◆ PROBLEM REQUIREMENTS:
Copy out each line of the material below that holds the string "Wages".

◆ MATERIALS PROVIDED:
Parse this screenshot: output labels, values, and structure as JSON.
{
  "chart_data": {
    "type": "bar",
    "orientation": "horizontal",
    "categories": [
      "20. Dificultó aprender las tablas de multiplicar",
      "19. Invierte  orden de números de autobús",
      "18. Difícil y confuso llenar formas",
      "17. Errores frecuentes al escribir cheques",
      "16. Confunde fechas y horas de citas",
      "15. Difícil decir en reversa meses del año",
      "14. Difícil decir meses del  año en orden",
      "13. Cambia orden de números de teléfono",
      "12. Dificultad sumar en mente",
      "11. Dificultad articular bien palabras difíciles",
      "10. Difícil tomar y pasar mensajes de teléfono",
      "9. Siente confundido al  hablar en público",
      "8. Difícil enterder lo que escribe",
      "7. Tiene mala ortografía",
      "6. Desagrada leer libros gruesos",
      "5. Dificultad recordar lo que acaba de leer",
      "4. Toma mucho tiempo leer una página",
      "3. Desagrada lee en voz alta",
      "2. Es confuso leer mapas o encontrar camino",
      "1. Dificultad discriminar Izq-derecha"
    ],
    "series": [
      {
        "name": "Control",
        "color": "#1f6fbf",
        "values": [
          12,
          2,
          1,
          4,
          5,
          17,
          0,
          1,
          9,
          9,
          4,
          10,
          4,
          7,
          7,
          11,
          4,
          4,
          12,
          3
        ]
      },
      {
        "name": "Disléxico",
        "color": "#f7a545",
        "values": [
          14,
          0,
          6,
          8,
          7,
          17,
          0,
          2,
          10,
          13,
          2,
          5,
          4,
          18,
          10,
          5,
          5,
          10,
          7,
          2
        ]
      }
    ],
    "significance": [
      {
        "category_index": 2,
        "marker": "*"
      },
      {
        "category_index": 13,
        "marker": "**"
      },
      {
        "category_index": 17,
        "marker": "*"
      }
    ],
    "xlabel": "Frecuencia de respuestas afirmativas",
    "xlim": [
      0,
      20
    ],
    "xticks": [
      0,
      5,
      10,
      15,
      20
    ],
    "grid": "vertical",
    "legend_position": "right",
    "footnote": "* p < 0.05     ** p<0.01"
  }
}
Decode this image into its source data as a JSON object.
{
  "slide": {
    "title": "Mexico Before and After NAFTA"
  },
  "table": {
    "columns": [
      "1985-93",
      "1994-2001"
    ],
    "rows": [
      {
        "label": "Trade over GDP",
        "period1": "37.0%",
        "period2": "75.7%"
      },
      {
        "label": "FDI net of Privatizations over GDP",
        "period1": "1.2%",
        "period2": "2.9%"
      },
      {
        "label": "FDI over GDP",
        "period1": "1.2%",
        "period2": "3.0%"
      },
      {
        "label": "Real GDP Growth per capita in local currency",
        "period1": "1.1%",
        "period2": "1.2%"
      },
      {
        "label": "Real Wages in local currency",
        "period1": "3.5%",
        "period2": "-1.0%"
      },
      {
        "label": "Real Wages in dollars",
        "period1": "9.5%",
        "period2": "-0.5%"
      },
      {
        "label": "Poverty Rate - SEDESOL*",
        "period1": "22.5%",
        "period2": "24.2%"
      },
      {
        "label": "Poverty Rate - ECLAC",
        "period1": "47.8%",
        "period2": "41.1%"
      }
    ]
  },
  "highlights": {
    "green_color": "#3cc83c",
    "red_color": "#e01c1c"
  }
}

◆ CORRECT ANSWER:
        "label": "Real Wages in local currency",
        "label": "Real Wages in dollars",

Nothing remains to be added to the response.